> Excerpt from a dataset:
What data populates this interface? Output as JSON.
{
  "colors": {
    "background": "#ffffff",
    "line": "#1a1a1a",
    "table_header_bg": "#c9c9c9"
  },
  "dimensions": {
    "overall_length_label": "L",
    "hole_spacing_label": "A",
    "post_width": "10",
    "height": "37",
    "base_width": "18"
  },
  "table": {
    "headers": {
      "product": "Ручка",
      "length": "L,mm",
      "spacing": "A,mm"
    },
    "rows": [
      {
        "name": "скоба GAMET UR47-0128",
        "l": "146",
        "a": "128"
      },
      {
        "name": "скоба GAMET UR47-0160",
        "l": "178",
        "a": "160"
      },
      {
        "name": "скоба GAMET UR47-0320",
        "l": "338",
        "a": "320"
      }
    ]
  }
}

...

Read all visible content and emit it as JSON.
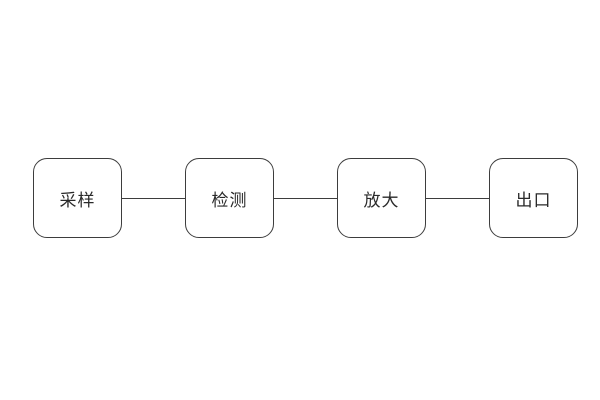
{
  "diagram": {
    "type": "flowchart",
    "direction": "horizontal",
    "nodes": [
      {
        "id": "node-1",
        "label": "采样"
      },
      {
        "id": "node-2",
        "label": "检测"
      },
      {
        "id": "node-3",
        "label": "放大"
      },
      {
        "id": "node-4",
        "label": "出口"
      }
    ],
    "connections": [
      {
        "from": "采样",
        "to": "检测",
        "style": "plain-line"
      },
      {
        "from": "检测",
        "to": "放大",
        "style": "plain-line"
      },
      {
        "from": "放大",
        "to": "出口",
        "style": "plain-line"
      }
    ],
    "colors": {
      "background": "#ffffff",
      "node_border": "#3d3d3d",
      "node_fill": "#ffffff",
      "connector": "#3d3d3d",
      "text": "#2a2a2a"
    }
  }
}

> Your task:
Copy each line holding the word "скоба" from the listing above.

> Answer to this exercise:
        "name": "скоба GAMET UR47-0128",
        "name": "скоба GAMET UR47-0160",
        "name": "скоба GAMET UR47-0320",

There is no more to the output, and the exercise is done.